Find the string "title" in the records. Copy every line it appears in.
▶
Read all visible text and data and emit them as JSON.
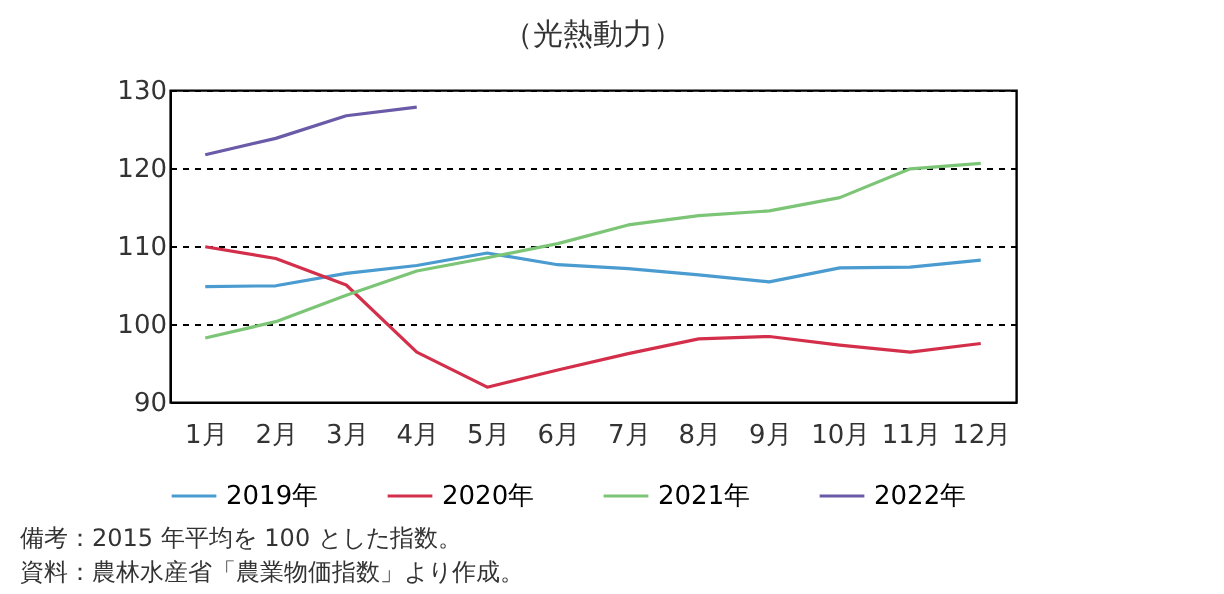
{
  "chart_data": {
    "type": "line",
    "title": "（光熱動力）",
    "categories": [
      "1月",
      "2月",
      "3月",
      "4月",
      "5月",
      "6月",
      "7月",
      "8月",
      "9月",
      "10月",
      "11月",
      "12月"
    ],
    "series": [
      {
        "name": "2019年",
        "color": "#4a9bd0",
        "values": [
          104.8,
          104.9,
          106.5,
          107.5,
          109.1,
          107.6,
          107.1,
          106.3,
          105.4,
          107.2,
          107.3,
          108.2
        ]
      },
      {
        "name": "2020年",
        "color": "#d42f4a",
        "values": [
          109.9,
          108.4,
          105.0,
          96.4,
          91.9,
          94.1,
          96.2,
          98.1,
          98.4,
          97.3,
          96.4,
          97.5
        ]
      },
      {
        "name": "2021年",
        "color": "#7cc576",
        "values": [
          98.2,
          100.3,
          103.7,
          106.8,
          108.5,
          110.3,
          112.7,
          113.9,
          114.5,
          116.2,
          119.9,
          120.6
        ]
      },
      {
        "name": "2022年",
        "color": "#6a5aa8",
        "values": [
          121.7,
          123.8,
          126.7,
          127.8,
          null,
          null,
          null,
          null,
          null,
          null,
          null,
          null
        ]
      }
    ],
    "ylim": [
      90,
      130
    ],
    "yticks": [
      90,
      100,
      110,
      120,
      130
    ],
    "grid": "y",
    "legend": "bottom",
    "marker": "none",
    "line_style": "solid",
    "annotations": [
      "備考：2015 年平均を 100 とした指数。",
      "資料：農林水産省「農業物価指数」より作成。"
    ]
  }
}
◀
▶
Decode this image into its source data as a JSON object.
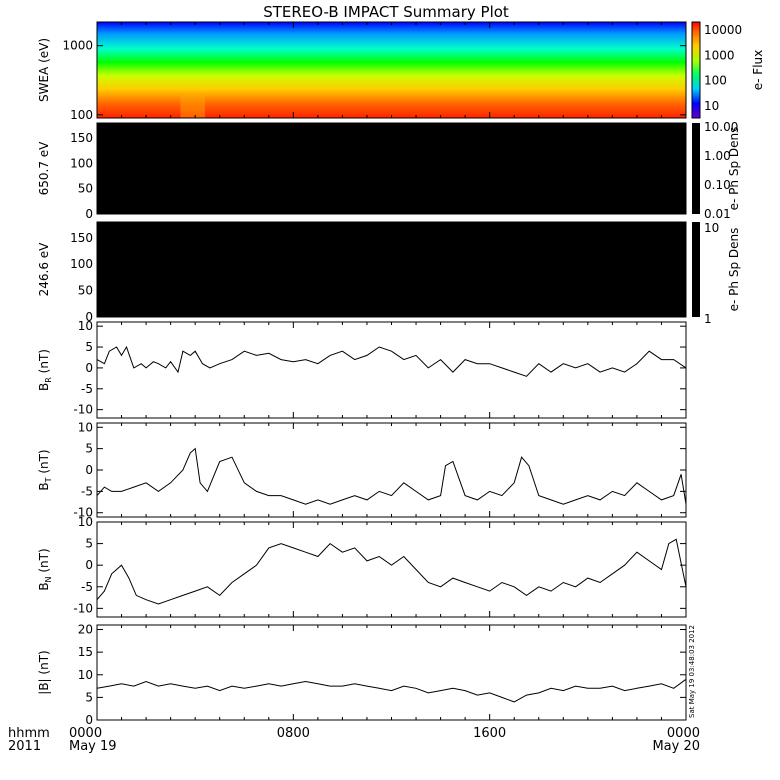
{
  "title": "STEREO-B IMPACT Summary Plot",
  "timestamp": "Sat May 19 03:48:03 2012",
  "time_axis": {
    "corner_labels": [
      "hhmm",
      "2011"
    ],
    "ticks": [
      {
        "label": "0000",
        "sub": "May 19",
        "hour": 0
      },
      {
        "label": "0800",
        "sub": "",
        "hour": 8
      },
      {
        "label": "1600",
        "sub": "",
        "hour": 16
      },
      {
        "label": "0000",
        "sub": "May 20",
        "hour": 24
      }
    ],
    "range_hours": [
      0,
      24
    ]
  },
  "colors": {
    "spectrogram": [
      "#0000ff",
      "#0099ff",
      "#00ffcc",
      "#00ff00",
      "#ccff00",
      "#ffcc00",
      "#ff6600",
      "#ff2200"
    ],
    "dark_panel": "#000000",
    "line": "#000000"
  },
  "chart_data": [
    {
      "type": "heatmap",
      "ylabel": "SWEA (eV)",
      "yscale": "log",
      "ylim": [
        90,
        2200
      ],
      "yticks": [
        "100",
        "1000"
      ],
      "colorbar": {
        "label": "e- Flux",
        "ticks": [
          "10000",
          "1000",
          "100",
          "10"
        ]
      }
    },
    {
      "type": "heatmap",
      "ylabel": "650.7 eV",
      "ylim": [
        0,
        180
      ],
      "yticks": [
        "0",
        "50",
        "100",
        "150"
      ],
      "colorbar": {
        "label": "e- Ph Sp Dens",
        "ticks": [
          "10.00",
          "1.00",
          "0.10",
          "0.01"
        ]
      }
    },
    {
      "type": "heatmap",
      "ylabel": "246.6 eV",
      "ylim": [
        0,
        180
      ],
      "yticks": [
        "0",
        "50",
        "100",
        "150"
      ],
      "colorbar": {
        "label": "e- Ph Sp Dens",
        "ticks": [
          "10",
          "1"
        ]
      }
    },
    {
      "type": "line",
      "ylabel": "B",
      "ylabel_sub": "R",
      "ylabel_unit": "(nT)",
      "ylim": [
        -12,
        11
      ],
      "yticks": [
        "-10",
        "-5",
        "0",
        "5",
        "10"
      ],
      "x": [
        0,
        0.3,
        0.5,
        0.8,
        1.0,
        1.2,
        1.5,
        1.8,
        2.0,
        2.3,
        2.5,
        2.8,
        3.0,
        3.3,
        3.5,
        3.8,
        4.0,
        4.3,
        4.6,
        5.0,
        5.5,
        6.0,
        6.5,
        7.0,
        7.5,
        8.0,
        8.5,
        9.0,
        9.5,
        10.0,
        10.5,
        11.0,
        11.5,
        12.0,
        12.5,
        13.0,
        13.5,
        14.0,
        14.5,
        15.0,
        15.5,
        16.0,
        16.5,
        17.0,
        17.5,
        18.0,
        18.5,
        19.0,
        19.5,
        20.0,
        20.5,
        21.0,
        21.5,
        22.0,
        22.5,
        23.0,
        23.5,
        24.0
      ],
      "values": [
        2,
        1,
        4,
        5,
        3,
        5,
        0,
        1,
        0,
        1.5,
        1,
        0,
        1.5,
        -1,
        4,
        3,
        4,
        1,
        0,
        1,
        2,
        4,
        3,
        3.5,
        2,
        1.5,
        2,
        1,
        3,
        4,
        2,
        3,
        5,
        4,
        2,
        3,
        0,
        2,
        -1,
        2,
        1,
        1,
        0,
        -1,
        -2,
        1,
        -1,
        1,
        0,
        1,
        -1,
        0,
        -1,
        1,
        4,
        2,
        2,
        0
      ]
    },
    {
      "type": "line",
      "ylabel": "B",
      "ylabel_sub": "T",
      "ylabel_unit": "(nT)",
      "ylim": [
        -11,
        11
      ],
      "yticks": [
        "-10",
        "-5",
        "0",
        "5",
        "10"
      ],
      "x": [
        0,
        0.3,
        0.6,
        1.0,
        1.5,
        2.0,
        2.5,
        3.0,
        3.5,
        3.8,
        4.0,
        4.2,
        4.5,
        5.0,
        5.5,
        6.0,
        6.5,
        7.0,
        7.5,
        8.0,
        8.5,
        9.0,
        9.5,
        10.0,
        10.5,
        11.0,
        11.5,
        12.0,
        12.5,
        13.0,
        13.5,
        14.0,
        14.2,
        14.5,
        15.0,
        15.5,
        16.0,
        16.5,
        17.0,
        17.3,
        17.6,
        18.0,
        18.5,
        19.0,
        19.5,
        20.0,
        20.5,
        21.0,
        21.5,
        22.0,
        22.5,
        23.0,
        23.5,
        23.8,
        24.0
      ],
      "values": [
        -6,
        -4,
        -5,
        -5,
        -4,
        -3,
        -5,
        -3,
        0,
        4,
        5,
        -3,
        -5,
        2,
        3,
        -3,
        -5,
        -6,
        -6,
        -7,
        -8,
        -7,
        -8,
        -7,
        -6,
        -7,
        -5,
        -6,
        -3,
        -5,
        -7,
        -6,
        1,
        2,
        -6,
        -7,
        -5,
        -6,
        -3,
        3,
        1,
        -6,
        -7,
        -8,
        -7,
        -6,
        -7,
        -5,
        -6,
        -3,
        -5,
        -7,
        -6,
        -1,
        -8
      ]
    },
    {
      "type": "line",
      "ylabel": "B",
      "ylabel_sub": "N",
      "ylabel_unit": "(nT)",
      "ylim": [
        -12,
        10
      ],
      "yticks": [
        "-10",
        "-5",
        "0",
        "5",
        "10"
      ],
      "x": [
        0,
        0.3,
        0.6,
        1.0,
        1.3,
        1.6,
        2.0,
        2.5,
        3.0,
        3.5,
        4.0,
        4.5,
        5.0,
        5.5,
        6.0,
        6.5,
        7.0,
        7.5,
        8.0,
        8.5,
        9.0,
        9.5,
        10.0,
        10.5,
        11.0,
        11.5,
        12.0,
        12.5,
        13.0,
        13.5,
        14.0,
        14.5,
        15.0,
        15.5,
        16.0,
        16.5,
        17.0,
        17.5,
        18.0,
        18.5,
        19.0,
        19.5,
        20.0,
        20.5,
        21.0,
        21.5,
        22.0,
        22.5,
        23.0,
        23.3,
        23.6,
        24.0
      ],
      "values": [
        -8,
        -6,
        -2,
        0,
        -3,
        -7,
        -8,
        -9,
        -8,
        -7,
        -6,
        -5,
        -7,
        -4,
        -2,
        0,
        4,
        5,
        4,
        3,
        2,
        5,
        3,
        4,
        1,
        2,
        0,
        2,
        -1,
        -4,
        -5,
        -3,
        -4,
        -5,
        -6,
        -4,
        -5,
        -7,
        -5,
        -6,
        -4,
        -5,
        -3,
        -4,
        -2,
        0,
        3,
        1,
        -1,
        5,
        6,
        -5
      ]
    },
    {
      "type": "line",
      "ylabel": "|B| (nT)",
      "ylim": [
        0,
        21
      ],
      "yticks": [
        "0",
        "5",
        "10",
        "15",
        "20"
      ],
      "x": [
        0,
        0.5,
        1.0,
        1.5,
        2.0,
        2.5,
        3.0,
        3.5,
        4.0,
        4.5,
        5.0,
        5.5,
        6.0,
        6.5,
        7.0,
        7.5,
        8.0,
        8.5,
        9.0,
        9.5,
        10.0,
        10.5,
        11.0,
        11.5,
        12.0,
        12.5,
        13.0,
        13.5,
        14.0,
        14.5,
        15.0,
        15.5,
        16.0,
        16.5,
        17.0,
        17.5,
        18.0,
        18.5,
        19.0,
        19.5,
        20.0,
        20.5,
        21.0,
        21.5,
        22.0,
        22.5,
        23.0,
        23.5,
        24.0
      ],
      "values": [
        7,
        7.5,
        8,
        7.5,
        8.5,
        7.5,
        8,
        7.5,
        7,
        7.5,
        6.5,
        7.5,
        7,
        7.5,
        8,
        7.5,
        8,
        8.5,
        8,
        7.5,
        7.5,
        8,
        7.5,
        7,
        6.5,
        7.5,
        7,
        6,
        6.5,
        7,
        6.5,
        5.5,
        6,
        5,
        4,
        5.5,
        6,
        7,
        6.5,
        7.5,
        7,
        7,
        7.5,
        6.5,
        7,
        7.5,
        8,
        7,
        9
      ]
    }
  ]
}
◀
* [Full solution]
    "title": "（光熱動力）",
  "title": "STEREO-B IMPACT Summary Plot",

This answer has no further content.